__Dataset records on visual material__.
* begin *

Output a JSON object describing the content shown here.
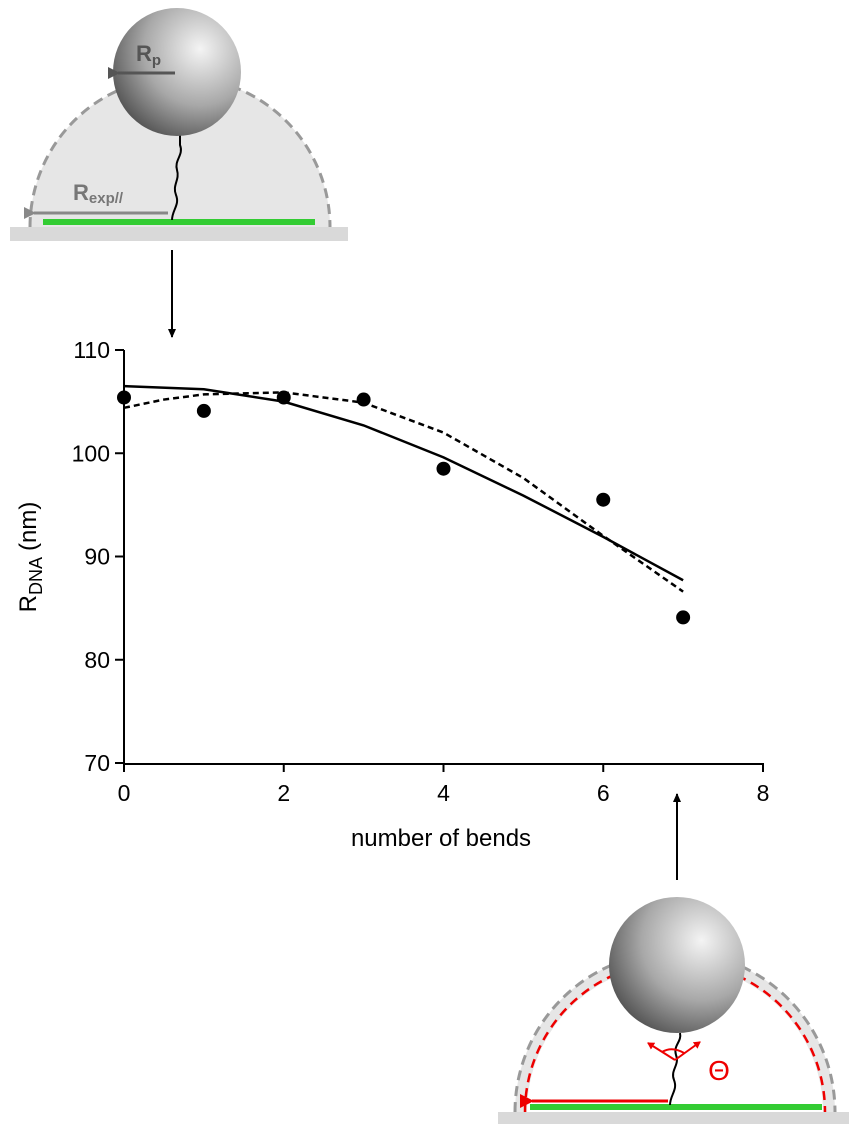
{
  "chart_data": {
    "type": "scatter",
    "xlabel": "number of bends",
    "ylabel": "R",
    "ylabel_sub": "DNA",
    "ylabel_unit": "(nm)",
    "xlim": [
      0,
      8
    ],
    "xticks": [
      0,
      2,
      4,
      6,
      8
    ],
    "ylim": [
      70,
      110
    ],
    "yticks": [
      70,
      80,
      90,
      100,
      110
    ],
    "series": [
      {
        "mode": "markers",
        "color": "#000000",
        "x": [
          0,
          1,
          2,
          3,
          4,
          6,
          7
        ],
        "values": [
          105.4,
          104.1,
          105.4,
          105.2,
          98.5,
          95.5,
          84.1
        ]
      },
      {
        "mode": "line",
        "dash": false,
        "color": "#000000",
        "x": [
          0,
          1,
          2,
          3,
          4,
          5,
          6,
          7
        ],
        "values": [
          106.5,
          106.2,
          105.0,
          102.7,
          99.6,
          95.9,
          91.9,
          87.7
        ]
      },
      {
        "mode": "line",
        "dash": true,
        "color": "#000000",
        "x": [
          0,
          0.5,
          1,
          2,
          3,
          4,
          5,
          6,
          7
        ],
        "values": [
          104.4,
          105.2,
          105.7,
          105.9,
          104.9,
          102.0,
          97.6,
          92.0,
          86.6
        ]
      }
    ]
  },
  "diagrams": {
    "top": {
      "radius_label": "R",
      "radius_sub": "p",
      "extension_label": "R",
      "extension_sub": "exp//"
    },
    "bottom": {
      "angle_label": "Θ"
    }
  }
}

* end *

__Exercise aim__. Word for word, quote the full listing, omitting every picture.

__Output__.
Output a JSON object describing the content shown here.
{
  "chart_data": {
    "type": "scatter",
    "xlabel": "number of bends",
    "ylabel": "R",
    "ylabel_sub": "DNA",
    "ylabel_unit": "(nm)",
    "xlim": [
      0,
      8
    ],
    "xticks": [
      0,
      2,
      4,
      6,
      8
    ],
    "ylim": [
      70,
      110
    ],
    "yticks": [
      70,
      80,
      90,
      100,
      110
    ],
    "series": [
      {
        "mode": "markers",
        "color": "#000000",
        "x": [
          0,
          1,
          2,
          3,
          4,
          6,
          7
        ],
        "values": [
          105.4,
          104.1,
          105.4,
          105.2,
          98.5,
          95.5,
          84.1
        ]
      },
      {
        "mode": "line",
        "dash": false,
        "color": "#000000",
        "x": [
          0,
          1,
          2,
          3,
          4,
          5,
          6,
          7
        ],
        "values": [
          106.5,
          106.2,
          105.0,
          102.7,
          99.6,
          95.9,
          91.9,
          87.7
        ]
      },
      {
        "mode": "line",
        "dash": true,
        "color": "#000000",
        "x": [
          0,
          0.5,
          1,
          2,
          3,
          4,
          5,
          6,
          7
        ],
        "values": [
          104.4,
          105.2,
          105.7,
          105.9,
          104.9,
          102.0,
          97.6,
          92.0,
          86.6
        ]
      }
    ]
  },
  "diagrams": {
    "top": {
      "radius_label": "R",
      "radius_sub": "p",
      "extension_label": "R",
      "extension_sub": "exp//"
    },
    "bottom": {
      "angle_label": "Θ"
    }
  }
}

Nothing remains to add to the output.